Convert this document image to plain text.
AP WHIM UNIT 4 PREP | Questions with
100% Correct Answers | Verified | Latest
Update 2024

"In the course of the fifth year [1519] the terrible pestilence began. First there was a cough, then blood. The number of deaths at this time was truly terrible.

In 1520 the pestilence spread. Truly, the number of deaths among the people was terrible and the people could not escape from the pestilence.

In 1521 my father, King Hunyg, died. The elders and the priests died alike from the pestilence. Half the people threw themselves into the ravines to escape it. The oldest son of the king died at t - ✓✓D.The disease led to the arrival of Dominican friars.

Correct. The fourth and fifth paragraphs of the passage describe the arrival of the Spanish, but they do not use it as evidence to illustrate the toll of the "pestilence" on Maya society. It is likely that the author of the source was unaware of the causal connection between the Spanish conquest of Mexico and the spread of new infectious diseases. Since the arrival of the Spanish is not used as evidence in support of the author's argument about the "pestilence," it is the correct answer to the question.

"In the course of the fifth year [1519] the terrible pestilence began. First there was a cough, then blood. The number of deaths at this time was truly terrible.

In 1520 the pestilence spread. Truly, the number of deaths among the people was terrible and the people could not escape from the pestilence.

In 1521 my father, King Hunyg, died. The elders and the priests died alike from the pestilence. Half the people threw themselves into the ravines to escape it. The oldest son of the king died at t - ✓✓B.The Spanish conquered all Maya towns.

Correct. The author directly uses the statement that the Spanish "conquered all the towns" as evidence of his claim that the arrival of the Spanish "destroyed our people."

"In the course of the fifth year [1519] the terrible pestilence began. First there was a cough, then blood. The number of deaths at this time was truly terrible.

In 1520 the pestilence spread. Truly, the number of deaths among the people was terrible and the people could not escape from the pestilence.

◆ Exercise requirements
Retype the records that precede this task, keeping them exactly the same.

◆ Task answer
Convert this document image to plain text.
AP WHIM UNIT 4 PREP | Questions with
100% Correct Answers | Verified | Latest
Update 2024

"In the course of the fifth year [1519] the terrible pestilence began. First there was a cough, then blood. The number of deaths at this time was truly terrible.

In 1520 the pestilence spread. Truly, the number of deaths among the people was terrible and the people could not escape from the pestilence.

In 1521 my father, King Hunyg, died. The elders and the priests died alike from the pestilence. Half the people threw themselves into the ravines to escape it. The oldest son of the king died at t - ✓✓D.The disease led to the arrival of Dominican friars.

Correct. The fourth and fifth paragraphs of the passage describe the arrival of the Spanish, but they do not use it as evidence to illustrate the toll of the "pestilence" on Maya society. It is likely that the author of the source was unaware of the causal connection between the Spanish conquest of Mexico and the spread of new infectious diseases. Since the arrival of the Spanish is not used as evidence in support of the author's argument about the "pestilence," it is the correct answer to the question.

"In the course of the fifth year [1519] the terrible pestilence began. First there was a cough, then blood. The number of deaths at this time was truly terrible.

In 1520 the pestilence spread. Truly, the number of deaths among the people was terrible and the people could not escape from the pestilence.

In 1521 my father, King Hunyg, died. The elders and the priests died alike from the pestilence. Half the people threw themselves into the ravines to escape it. The oldest son of the king died at t - ✓✓B.The Spanish conquered all Maya towns.

Correct. The author directly uses the statement that the Spanish "conquered all the towns" as evidence of his claim that the arrival of the Spanish "destroyed our people."

"In the course of the fifth year [1519] the terrible pestilence began. First there was a cough, then blood. The number of deaths at this time was truly terrible.

In 1520 the pestilence spread. Truly, the number of deaths among the people was terrible and the people could not escape from the pestilence.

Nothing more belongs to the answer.